## List of tasks
(1) Copy from the benchmarking text the passage that begins at the words "All metrics are" and ends after the words "policies and practices.".
(2) List every heading that appears in the benchmarking text.

## Text
All metrics are currently available in a dynamic online benchmarking tool developed for this project, and currently being piloted by colleges represented on the advisory committee. The tool includes policy questions designed to generate discussions at the CBO, president, and board levels. Data for each metric provide some answers, but institutions are strongly encouraged to conduct further investigations with their own data to gain complete understanding of the trends examined by the tool metrics. 

Using the Tool

Following are examples of questions and data tables currently available in the tool. These scenarios show how the metrics can serve as a catalyst for beginning high-level discussions on many campuses about the effects of institutional financial aid policies and practices. 

Scenario 1: Evaluating Net Tuition Revenue
     What is our net tuition revenue (gross tuition minus institutional grant aid) per FTE undergraduate? 

Many CBOs, trustees, and other leaders want to know how much tuition and fee revenue their colleges and universities generate as a result of their institutional grant aid allocations. Institutional grants have the potential for bringing in more revenue by attracting undergraduates who might not have attended their schools without such aid. However, if the institutions provide too much in grant aid, they risk losing revenue.

One way to measure the financial impact of institutional grant spending is to calculate a net tuition revenue figure per FTE undergraduate. Net revenue is simply the difference between gross revenue received from undergraduates’ tuition and fee payments, and the amounts institutions distribute in grants and scholarships to these students. 

The calculation is adjusted for changes in FTE to account for changes in the size of student enrollment. Campus leaders hope the net revenue per FTE is rising, as that is a sign that their aid allocations—all else being equal—are helping to generate additional dollars per enrolled undergraduate. Net revenue is especially important for private four-year institutions with very small endowments, because such colleges and universities depend greatly on tuition and fees for operational revenue. 

Figure 1, which was generated using the Web-based tool, shows average net tuition and fee revenue for academic years 2009–10 to 2011–12 (data for 2012–13 were not yet available) by type of institution in nominal (non-inflation–adjusted) dollars. 

In addition to the institutional type averages shown on the figure, the tool facilitates users including data from their individual schools, which will allow campus leaders to compare their school’s data against broad institutional type characteristic averages. (To protect privacy, data for individual schools is not shown.) Users also are able to substitute their institutional peer groups for one of the four-year public or four-year private institutional categories on the chart. 

As Figure 1 shows, average net tuition and fee revenue has grown by roughly $1,000 in nominal dollars. If they were aware of this information for other institutions, campus leaders could ask further questions internally to figure out why their result may be different than other school types. 


Questions to Ask: Net Tuition Revenue 


Scenario 2: Determining the Percentage of Need-Based Grant Aid
     What percentage of our total institutional grant aid is awarded based on students’ financial need?

Campus leaders often want to know if their grant aid decisions are helping to expand access for low- and moderate-income students by increasing the number of financially needy students who enroll at their institutions. Concerns about the levels of enrollments of low-income and other needy students have risen dramatically during the past decade. 

According to the College Board, the average list price of attending four-year public and private universities has risen faster than family income and the Consumer Price Index. As college costs have risen, more and more families have sought financial aid to help defray their expenses. Many institutions have reacted to the rising tuition costs by directing a greater portion of their available institutional grant funds to students with financial need.

## Dataset extract

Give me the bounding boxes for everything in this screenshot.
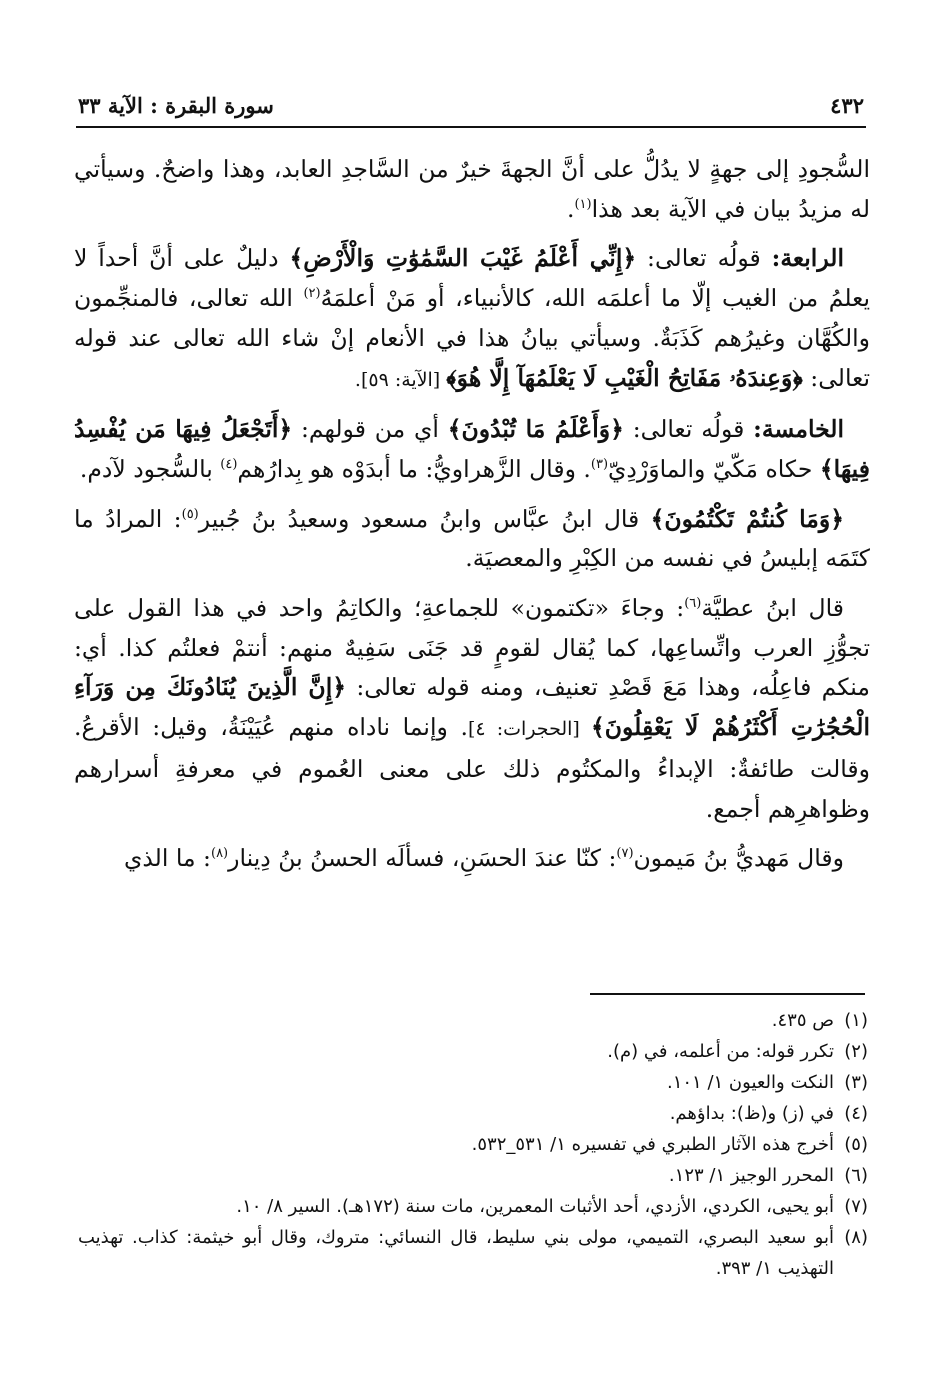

## Outputs
(1)
All metrics are currently available in a dynamic online benchmarking tool developed for this project, and currently being piloted by colleges represented on the advisory committee. The tool includes policy questions designed to generate discussions at the CBO, president, and board levels. Data for each metric provide some answers, but institutions are strongly encouraged to conduct further investigations with their own data to gain complete understanding of the trends examined by the tool metrics. 

Using the Tool

Following are examples of questions and data tables currently available in the tool. These scenarios show how the metrics can serve as a catalyst for beginning high-level discussions on many campuses about the effects of institutional financial aid policies and practices.

(2)
- Using the Tool
- Scenario 1: Evaluating Net Tuition Revenue
- Questions to Ask: Net Tuition Revenue
- Scenario 2: Determining the Percentage of Need-Based Grant Aid